■ **Exercise requirements**:
List each line of the data that holds the string "para".

[Entries taken from a collection]

----

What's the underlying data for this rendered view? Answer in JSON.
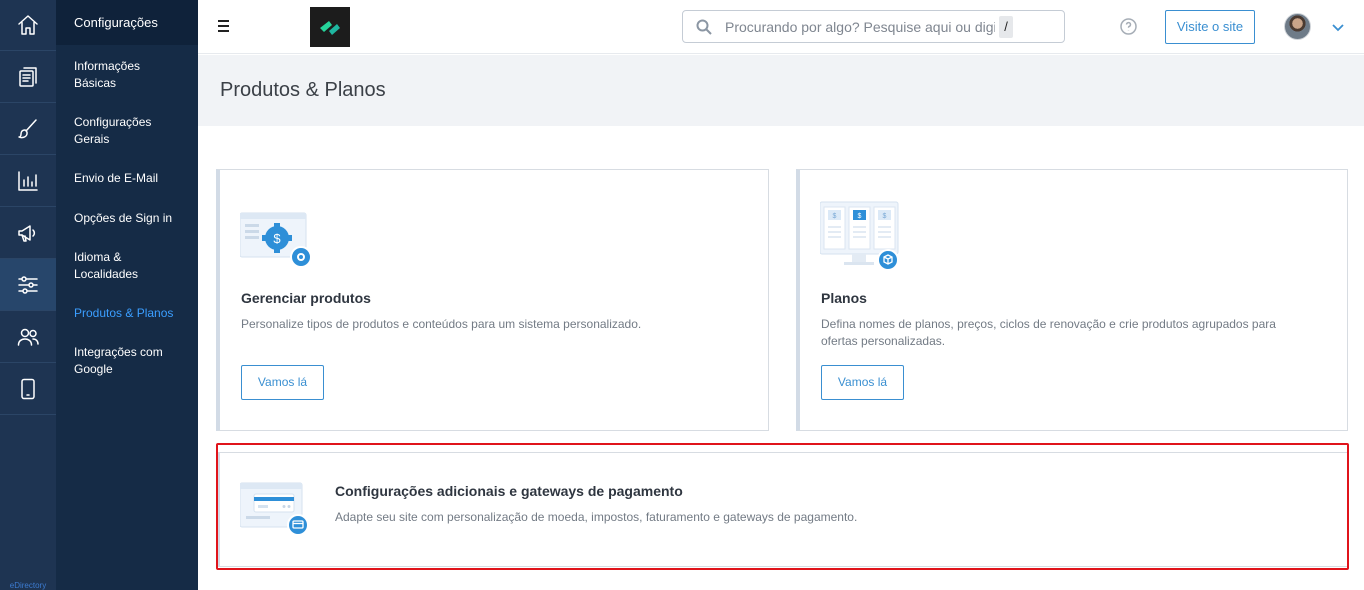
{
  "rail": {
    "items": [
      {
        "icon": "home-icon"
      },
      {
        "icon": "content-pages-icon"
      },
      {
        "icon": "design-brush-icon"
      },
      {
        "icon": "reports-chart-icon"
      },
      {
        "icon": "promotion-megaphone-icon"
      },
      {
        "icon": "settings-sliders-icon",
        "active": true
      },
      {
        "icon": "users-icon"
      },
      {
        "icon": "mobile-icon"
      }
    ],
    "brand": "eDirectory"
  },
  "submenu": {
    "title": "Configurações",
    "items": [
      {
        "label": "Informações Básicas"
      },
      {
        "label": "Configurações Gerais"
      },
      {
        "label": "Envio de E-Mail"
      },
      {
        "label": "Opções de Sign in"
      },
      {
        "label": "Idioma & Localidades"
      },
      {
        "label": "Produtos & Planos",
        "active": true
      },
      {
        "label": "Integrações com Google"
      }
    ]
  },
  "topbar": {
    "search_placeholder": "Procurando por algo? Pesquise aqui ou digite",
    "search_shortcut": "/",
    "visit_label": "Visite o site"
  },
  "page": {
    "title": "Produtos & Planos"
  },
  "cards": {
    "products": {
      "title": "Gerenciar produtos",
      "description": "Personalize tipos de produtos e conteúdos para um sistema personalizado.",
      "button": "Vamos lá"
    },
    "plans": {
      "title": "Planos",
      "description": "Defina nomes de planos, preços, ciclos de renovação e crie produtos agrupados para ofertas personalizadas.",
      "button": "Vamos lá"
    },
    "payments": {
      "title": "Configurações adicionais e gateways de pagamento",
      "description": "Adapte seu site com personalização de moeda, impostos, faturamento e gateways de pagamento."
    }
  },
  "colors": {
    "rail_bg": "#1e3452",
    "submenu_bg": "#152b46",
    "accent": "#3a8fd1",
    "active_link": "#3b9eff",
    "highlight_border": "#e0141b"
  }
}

----

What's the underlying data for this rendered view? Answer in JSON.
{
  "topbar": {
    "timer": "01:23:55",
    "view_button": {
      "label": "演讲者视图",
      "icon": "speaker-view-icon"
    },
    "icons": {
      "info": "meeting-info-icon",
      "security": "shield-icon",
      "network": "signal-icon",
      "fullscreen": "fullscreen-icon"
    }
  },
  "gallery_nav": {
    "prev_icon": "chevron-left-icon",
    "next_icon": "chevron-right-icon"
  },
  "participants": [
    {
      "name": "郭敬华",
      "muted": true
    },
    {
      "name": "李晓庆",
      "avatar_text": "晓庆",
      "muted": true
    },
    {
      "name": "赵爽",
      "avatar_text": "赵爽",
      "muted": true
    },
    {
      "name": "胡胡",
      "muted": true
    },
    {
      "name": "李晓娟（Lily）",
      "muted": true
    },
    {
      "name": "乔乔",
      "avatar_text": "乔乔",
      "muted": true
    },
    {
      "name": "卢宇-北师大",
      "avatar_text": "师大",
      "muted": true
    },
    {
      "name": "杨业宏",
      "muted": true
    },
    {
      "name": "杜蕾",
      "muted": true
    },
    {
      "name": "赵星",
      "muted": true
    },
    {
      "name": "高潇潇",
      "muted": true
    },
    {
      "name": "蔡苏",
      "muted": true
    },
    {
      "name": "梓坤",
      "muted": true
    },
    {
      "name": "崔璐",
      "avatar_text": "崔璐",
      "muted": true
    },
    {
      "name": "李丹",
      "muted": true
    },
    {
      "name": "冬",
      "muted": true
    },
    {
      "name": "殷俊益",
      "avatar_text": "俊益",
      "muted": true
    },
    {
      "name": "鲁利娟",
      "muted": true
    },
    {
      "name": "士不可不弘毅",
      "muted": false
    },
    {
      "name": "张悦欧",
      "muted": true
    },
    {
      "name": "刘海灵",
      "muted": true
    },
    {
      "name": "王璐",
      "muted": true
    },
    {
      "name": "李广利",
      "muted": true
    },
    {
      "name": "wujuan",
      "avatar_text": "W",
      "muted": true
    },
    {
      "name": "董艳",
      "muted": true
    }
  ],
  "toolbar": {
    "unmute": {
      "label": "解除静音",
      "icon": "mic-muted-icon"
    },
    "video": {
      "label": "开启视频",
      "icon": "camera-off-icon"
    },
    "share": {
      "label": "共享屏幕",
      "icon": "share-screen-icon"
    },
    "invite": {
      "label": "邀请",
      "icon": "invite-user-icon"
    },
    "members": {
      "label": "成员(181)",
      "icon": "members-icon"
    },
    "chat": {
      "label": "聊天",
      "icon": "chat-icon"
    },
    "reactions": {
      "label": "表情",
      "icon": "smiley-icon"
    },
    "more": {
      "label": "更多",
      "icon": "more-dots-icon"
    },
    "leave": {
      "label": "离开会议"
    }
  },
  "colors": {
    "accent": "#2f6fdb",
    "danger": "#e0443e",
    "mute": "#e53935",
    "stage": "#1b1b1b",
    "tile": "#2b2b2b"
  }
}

----

■ **Complete response**:
      "description": "Personalize tipos de produtos e conteúdos para um sistema personalizado.",
      "description": "Defina nomes de planos, preços, ciclos de renovação e crie produtos agrupados para ofertas personalizadas.",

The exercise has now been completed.